- What the task requires
Type out the material below exactly.

————

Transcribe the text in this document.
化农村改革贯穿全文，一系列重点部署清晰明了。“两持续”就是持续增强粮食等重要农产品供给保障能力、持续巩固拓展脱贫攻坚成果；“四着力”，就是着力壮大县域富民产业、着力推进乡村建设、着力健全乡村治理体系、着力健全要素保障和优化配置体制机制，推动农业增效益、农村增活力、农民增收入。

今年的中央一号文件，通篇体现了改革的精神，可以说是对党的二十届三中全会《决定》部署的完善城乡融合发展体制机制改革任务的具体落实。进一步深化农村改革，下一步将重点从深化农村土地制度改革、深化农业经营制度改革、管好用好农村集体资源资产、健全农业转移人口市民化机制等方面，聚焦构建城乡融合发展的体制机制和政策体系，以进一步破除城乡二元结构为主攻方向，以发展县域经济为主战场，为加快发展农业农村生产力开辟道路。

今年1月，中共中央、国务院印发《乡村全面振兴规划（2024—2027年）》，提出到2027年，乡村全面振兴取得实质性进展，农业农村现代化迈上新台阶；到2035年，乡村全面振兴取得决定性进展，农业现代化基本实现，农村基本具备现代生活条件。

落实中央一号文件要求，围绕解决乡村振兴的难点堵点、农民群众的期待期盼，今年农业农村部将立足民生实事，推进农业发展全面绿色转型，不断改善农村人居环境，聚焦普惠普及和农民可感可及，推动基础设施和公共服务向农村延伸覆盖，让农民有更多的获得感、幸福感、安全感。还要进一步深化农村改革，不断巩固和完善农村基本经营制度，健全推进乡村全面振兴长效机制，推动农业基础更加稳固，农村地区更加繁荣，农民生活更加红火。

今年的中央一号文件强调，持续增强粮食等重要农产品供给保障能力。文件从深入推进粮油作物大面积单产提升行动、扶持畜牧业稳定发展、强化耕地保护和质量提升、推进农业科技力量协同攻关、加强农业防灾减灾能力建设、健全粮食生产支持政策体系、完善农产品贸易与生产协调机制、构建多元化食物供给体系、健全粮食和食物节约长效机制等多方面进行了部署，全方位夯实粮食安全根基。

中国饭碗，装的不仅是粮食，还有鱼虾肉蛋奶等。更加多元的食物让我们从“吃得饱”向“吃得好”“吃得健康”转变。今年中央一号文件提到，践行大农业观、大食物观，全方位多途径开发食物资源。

————

- Result of this task
Transcribe the text in this document.
化农村改革贯穿全文，一系列重点部署清晰明了。“两持续”就是持续增强粮食等重要农产品供给保障能力、持续巩固拓展脱贫攻坚成果；“四着力”，就是着力壮大县域富民产业、着力推进乡村建设、着力健全乡村治理体系、着力健全要素保障和优化配置体制机制，推动农业增效益、农村增活力、农民增收入。

今年的中央一号文件，通篇体现了改革的精神，可以说是对党的二十届三中全会《决定》部署的完善城乡融合发展体制机制改革任务的具体落实。进一步深化农村改革，下一步将重点从深化农村土地制度改革、深化农业经营制度改革、管好用好农村集体资源资产、健全农业转移人口市民化机制等方面，聚焦构建城乡融合发展的体制机制和政策体系，以进一步破除城乡二元结构为主攻方向，以发展县域经济为主战场，为加快发展农业农村生产力开辟道路。

今年1月，中共中央、国务院印发《乡村全面振兴规划（2024—2027年）》，提出到2027年，乡村全面振兴取得实质性进展，农业农村现代化迈上新台阶；到2035年，乡村全面振兴取得决定性进展，农业现代化基本实现，农村基本具备现代生活条件。

落实中央一号文件要求，围绕解决乡村振兴的难点堵点、农民群众的期待期盼，今年农业农村部将立足民生实事，推进农业发展全面绿色转型，不断改善农村人居环境，聚焦普惠普及和农民可感可及，推动基础设施和公共服务向农村延伸覆盖，让农民有更多的获得感、幸福感、安全感。还要进一步深化农村改革，不断巩固和完善农村基本经营制度，健全推进乡村全面振兴长效机制，推动农业基础更加稳固，农村地区更加繁荣，农民生活更加红火。

今年的中央一号文件强调，持续增强粮食等重要农产品供给保障能力。文件从深入推进粮油作物大面积单产提升行动、扶持畜牧业稳定发展、强化耕地保护和质量提升、推进农业科技力量协同攻关、加强农业防灾减灾能力建设、健全粮食生产支持政策体系、完善农产品贸易与生产协调机制、构建多元化食物供给体系、健全粮食和食物节约长效机制等多方面进行了部署，全方位夯实粮食安全根基。

中国饭碗，装的不仅是粮食，还有鱼虾肉蛋奶等。更加多元的食物让我们从“吃得饱”向“吃得好”“吃得健康”转变。今年中央一号文件提到，践行大农业观、大食物观，全方位多途径开发食物资源。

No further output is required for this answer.